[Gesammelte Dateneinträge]
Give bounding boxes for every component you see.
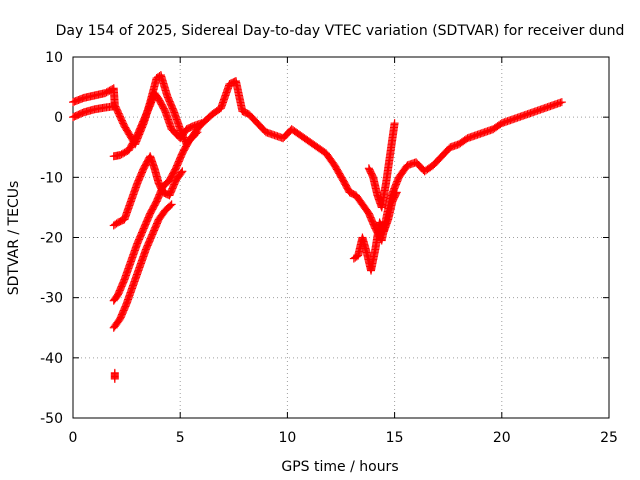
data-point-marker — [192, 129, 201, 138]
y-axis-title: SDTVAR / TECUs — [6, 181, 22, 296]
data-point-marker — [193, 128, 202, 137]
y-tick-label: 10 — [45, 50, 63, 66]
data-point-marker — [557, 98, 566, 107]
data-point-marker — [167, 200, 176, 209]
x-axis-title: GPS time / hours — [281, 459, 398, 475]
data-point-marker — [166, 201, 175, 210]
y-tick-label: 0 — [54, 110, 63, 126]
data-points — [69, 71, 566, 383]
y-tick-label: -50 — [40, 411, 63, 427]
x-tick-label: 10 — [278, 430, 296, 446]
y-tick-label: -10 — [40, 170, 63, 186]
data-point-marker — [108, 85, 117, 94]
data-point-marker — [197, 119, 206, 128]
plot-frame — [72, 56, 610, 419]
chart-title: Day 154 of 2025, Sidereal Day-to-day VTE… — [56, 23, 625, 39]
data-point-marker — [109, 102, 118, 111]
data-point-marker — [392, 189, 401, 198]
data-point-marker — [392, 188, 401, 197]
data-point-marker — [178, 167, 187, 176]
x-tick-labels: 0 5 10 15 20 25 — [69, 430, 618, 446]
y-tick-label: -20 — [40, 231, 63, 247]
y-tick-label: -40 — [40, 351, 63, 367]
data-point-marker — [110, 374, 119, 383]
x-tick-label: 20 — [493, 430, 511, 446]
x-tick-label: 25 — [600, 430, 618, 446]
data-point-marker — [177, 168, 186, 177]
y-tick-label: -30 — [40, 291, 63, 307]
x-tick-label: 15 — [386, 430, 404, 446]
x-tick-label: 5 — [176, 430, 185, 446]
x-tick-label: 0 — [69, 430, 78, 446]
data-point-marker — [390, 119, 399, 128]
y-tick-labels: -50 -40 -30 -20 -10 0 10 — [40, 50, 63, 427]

* * *

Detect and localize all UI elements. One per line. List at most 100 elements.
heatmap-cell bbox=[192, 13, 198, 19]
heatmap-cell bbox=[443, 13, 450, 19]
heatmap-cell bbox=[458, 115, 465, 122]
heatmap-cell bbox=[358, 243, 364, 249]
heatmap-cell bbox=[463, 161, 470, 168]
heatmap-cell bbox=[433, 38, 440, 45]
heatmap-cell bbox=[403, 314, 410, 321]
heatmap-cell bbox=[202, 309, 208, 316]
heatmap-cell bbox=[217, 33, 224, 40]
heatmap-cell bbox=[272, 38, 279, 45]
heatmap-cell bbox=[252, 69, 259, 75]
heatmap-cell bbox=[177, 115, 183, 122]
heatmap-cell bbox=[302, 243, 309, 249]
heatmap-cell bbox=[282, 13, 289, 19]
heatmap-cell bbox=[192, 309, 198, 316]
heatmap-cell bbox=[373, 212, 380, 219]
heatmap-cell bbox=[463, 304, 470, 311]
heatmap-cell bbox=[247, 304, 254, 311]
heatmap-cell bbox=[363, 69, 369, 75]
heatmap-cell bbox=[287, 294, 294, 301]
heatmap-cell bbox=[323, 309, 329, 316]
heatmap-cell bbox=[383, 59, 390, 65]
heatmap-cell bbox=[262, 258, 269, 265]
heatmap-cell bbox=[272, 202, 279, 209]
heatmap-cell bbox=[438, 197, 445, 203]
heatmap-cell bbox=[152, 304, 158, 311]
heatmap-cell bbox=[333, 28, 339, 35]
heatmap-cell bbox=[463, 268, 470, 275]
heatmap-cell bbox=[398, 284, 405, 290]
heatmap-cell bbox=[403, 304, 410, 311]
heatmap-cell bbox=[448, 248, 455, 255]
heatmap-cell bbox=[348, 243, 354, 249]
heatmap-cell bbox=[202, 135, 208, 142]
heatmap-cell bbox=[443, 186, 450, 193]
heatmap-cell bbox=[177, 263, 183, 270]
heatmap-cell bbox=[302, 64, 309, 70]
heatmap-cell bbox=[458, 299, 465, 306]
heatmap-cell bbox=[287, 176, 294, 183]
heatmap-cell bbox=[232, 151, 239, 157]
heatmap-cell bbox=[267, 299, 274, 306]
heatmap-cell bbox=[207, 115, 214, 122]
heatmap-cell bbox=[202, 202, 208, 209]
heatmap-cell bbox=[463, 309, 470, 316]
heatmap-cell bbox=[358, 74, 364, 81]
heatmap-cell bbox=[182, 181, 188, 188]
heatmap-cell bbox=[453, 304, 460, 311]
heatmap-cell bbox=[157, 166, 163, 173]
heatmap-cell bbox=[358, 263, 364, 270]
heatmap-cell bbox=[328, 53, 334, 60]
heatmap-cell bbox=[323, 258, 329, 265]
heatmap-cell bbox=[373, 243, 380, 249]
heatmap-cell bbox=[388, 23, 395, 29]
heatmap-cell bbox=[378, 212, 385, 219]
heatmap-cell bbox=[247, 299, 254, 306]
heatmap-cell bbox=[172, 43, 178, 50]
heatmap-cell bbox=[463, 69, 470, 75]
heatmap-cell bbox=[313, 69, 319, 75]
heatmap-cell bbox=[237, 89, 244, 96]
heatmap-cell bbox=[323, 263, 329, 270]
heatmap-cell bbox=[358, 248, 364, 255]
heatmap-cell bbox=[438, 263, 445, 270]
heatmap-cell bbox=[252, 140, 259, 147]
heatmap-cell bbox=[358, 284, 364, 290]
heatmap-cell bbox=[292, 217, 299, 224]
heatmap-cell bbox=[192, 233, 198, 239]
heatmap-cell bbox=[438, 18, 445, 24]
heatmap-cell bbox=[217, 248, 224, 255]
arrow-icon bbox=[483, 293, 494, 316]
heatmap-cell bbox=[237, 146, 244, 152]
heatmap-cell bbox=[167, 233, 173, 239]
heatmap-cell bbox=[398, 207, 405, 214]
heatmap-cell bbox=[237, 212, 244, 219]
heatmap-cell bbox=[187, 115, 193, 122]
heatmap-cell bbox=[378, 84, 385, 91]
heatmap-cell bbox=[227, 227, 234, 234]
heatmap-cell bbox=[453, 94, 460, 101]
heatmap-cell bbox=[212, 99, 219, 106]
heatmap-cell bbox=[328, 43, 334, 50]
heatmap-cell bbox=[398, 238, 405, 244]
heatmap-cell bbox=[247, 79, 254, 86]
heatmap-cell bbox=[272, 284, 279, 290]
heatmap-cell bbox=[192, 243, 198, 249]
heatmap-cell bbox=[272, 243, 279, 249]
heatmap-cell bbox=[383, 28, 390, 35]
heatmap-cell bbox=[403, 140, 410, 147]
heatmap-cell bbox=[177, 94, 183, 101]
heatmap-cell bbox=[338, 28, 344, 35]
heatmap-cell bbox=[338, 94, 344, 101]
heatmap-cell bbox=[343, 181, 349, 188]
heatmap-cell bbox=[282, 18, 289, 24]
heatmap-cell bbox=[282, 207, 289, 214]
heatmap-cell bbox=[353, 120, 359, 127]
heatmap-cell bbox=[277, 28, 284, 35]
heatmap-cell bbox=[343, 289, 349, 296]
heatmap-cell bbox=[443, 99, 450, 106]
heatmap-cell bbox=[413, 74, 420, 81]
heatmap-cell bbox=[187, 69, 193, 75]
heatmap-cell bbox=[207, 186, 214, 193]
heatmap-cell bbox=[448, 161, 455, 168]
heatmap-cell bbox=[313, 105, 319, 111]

(ANWEISUNG):
Formatiere aus den Einträgen oben alles von der Zeile mit „data-point-marker — [192, 129, 201, 138]“ bis hinunter zur Zeile mit „data-point-marker — [167, 200, 176, 209]“, beide eingeschlossen, als JSON-Liste von Strings mit je einer Zeile pro String. Leerzeilen fallen weg.

(RICHTIGE ANTWORT):
[
  "data-point-marker — [192, 129, 201, 138]",
  "y-axis-title: SDTVAR / TECUs — [6, 181, 22, 296]",
  "data-point-marker — [193, 128, 202, 137]",
  "y-tick-label: 10 — [45, 50, 63, 66]",
  "data-point-marker — [557, 98, 566, 107]",
  "data-point-marker — [167, 200, 176, 209]"
]